**Aim of the task:** Restate the full set of records exactly, without adding or dropping a word.

[Dataset items]
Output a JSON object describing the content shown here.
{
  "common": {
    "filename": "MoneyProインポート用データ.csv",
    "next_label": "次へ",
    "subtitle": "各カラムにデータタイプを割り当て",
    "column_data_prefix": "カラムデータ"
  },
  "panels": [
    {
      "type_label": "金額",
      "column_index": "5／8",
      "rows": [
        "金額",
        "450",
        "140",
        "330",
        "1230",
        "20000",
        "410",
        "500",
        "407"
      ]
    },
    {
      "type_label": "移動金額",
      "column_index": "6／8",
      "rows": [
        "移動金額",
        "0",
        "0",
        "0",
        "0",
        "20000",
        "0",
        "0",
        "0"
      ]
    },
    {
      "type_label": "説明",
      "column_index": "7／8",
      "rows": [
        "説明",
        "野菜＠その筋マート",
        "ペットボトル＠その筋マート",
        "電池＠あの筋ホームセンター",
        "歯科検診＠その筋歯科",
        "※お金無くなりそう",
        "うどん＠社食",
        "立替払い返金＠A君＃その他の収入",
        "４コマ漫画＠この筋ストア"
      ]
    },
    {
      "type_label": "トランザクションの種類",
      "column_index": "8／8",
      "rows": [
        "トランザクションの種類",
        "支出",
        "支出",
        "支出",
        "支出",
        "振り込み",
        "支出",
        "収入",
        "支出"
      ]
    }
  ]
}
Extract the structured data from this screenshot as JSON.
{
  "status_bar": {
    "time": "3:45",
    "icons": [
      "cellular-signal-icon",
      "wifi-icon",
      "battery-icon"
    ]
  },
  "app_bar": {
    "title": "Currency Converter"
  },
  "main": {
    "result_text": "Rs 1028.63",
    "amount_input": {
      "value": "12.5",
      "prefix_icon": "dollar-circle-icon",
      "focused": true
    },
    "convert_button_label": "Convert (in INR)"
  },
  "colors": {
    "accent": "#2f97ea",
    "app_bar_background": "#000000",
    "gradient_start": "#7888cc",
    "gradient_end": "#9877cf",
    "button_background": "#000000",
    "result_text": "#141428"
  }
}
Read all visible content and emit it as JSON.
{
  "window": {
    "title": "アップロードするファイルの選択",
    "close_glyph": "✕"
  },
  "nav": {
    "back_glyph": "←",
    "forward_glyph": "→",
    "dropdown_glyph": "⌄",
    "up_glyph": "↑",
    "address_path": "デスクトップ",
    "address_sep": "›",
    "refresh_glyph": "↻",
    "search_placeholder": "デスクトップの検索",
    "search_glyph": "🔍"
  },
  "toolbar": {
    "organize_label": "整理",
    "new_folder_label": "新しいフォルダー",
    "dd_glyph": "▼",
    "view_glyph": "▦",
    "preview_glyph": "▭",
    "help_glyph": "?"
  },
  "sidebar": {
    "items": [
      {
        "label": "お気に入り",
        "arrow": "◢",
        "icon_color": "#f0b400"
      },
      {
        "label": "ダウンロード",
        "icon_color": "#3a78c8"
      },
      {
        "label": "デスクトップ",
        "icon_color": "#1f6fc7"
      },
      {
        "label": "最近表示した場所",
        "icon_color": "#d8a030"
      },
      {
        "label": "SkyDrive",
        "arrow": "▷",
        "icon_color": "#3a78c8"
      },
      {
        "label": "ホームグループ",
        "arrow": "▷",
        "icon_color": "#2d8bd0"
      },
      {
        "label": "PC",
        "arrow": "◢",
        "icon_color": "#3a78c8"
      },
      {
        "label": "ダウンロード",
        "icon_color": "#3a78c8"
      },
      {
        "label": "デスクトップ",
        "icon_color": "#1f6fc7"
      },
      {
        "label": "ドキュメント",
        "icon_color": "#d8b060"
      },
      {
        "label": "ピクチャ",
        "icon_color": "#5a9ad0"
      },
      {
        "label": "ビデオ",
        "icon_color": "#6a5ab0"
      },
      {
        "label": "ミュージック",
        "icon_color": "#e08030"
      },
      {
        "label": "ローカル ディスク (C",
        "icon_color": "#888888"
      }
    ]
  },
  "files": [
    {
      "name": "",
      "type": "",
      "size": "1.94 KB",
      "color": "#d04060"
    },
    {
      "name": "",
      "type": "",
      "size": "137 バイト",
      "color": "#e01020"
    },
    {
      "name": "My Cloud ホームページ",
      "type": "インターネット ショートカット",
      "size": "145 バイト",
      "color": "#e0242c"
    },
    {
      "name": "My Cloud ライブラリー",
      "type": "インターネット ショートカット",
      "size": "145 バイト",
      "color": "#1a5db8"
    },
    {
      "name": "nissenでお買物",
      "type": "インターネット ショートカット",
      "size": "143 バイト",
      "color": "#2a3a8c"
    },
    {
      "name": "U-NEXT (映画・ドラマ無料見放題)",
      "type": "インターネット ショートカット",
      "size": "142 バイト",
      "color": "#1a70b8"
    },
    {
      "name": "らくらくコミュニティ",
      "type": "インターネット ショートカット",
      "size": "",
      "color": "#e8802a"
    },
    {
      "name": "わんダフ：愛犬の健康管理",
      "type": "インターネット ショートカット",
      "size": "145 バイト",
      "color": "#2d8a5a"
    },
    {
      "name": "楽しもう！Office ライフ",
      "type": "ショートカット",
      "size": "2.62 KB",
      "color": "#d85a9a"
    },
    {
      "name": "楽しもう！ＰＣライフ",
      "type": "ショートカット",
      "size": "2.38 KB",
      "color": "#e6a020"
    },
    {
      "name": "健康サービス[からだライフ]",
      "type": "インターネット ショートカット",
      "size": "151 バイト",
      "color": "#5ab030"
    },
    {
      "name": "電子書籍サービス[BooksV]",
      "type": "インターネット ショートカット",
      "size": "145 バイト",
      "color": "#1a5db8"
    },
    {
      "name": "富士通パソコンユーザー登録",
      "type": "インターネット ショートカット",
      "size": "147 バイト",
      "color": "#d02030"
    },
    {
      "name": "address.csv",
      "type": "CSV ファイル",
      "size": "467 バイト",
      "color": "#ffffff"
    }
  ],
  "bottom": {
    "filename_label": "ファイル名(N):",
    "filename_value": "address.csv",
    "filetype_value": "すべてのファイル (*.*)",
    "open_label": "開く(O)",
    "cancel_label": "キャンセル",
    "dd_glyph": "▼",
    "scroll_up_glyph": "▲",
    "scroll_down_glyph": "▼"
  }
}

**Complete output:**
Output a JSON object describing the content shown here.
{
  "common": {
    "filename": "MoneyProインポート用データ.csv",
    "next_label": "次へ",
    "subtitle": "各カラムにデータタイプを割り当て",
    "column_data_prefix": "カラムデータ"
  },
  "panels": [
    {
      "type_label": "金額",
      "column_index": "5／8",
      "rows": [
        "金額",
        "450",
        "140",
        "330",
        "1230",
        "20000",
        "410",
        "500",
        "407"
      ]
    },
    {
      "type_label": "移動金額",
      "column_index": "6／8",
      "rows": [
        "移動金額",
        "0",
        "0",
        "0",
        "0",
        "20000",
        "0",
        "0",
        "0"
      ]
    },
    {
      "type_label": "説明",
      "column_index": "7／8",
      "rows": [
        "説明",
        "野菜＠その筋マート",
        "ペットボトル＠その筋マート",
        "電池＠あの筋ホームセンター",
        "歯科検診＠その筋歯科",
        "※お金無くなりそう",
        "うどん＠社食",
        "立替払い返金＠A君＃その他の収入",
        "４コマ漫画＠この筋ストア"
      ]
    },
    {
      "type_label": "トランザクションの種類",
      "column_index": "8／8",
      "rows": [
        "トランザクションの種類",
        "支出",
        "支出",
        "支出",
        "支出",
        "振り込み",
        "支出",
        "収入",
        "支出"
      ]
    }
  ]
}
Extract the structured data from this screenshot as JSON.
{
  "status_bar": {
    "time": "3:45",
    "icons": [
      "cellular-signal-icon",
      "wifi-icon",
      "battery-icon"
    ]
  },
  "app_bar": {
    "title": "Currency Converter"
  },
  "main": {
    "result_text": "Rs 1028.63",
    "amount_input": {
      "value": "12.5",
      "prefix_icon": "dollar-circle-icon",
      "focused": true
    },
    "convert_button_label": "Convert (in INR)"
  },
  "colors": {
    "accent": "#2f97ea",
    "app_bar_background": "#000000",
    "gradient_start": "#7888cc",
    "gradient_end": "#9877cf",
    "button_background": "#000000",
    "result_text": "#141428"
  }
}
Read all visible content and emit it as JSON.
{
  "window": {
    "title": "アップロードするファイルの選択",
    "close_glyph": "✕"
  },
  "nav": {
    "back_glyph": "←",
    "forward_glyph": "→",
    "dropdown_glyph": "⌄",
    "up_glyph": "↑",
    "address_path": "デスクトップ",
    "address_sep": "›",
    "refresh_glyph": "↻",
    "search_placeholder": "デスクトップの検索",
    "search_glyph": "🔍"
  },
  "toolbar": {
    "organize_label": "整理",
    "new_folder_label": "新しいフォルダー",
    "dd_glyph": "▼",
    "view_glyph": "▦",
    "preview_glyph": "▭",
    "help_glyph": "?"
  },
  "sidebar": {
    "items": [
      {
        "label": "お気に入り",
        "arrow": "◢",
        "icon_color": "#f0b400"
      },
      {
        "label": "ダウンロード",
        "icon_color": "#3a78c8"
      },
      {
        "label": "デスクトップ",
        "icon_color": "#1f6fc7"
      },
      {
        "label": "最近表示した場所",
        "icon_color": "#d8a030"
      },
      {
        "label": "SkyDrive",
        "arrow": "▷",
        "icon_color": "#3a78c8"
      },
      {
        "label": "ホームグループ",
        "arrow": "▷",
        "icon_color": "#2d8bd0"
      },
      {
        "label": "PC",
        "arrow": "◢",
        "icon_color": "#3a78c8"
      },
      {
        "label": "ダウンロード",
        "icon_color": "#3a78c8"
      },
      {
        "label": "デスクトップ",
        "icon_color": "#1f6fc7"
      },
      {
        "label": "ドキュメント",
        "icon_color": "#d8b060"
      },
      {
        "label": "ピクチャ",
        "icon_color": "#5a9ad0"
      },
      {
        "label": "ビデオ",
        "icon_color": "#6a5ab0"
      },
      {
        "label": "ミュージック",
        "icon_color": "#e08030"
      },
      {
        "label": "ローカル ディスク (C",
        "icon_color": "#888888"
      }
    ]
  },
  "files": [
    {
      "name": "",
      "type": "",
      "size": "1.94 KB",
      "color": "#d04060"
    },
    {
      "name": "",
      "type": "",
      "size": "137 バイト",
      "color": "#e01020"
    },
    {
      "name": "My Cloud ホームページ",
      "type": "インターネット ショートカット",
      "size": "145 バイト",
      "color": "#e0242c"
    },
    {
      "name": "My Cloud ライブラリー",
      "type": "インターネット ショートカット",
      "size": "145 バイト",
      "color": "#1a5db8"
    },
    {
      "name": "nissenでお買物",
      "type": "インターネット ショートカット",
      "size": "143 バイト",
      "color": "#2a3a8c"
    },
    {
      "name": "U-NEXT (映画・ドラマ無料見放題)",
      "type": "インターネット ショートカット",
      "size": "142 バイト",
      "color": "#1a70b8"
    },
    {
      "name": "らくらくコミュニティ",
      "type": "インターネット ショートカット",
      "size": "",
      "color": "#e8802a"
    },
    {
      "name": "わんダフ：愛犬の健康管理",
      "type": "インターネット ショートカット",
      "size": "145 バイト",
      "color": "#2d8a5a"
    },
    {
      "name": "楽しもう！Office ライフ",
      "type": "ショートカット",
      "size": "2.62 KB",
      "color": "#d85a9a"
    },
    {
      "name": "楽しもう！ＰＣライフ",
      "type": "ショートカット",
      "size": "2.38 KB",
      "color": "#e6a020"
    },
    {
      "name": "健康サービス[からだライフ]",
      "type": "インターネット ショートカット",
      "size": "151 バイト",
      "color": "#5ab030"
    },
    {
      "name": "電子書籍サービス[BooksV]",
      "type": "インターネット ショートカット",
      "size": "145 バイト",
      "color": "#1a5db8"
    },
    {
      "name": "富士通パソコンユーザー登録",
      "type": "インターネット ショートカット",
      "size": "147 バイト",
      "color": "#d02030"
    },
    {
      "name": "address.csv",
      "type": "CSV ファイル",
      "size": "467 バイト",
      "color": "#ffffff"
    }
  ],
  "bottom": {
    "filename_label": "ファイル名(N):",
    "filename_value": "address.csv",
    "filetype_value": "すべてのファイル (*.*)",
    "open_label": "開く(O)",
    "cancel_label": "キャンセル",
    "dd_glyph": "▼",
    "scroll_up_glyph": "▲",
    "scroll_down_glyph": "▼"
  }
}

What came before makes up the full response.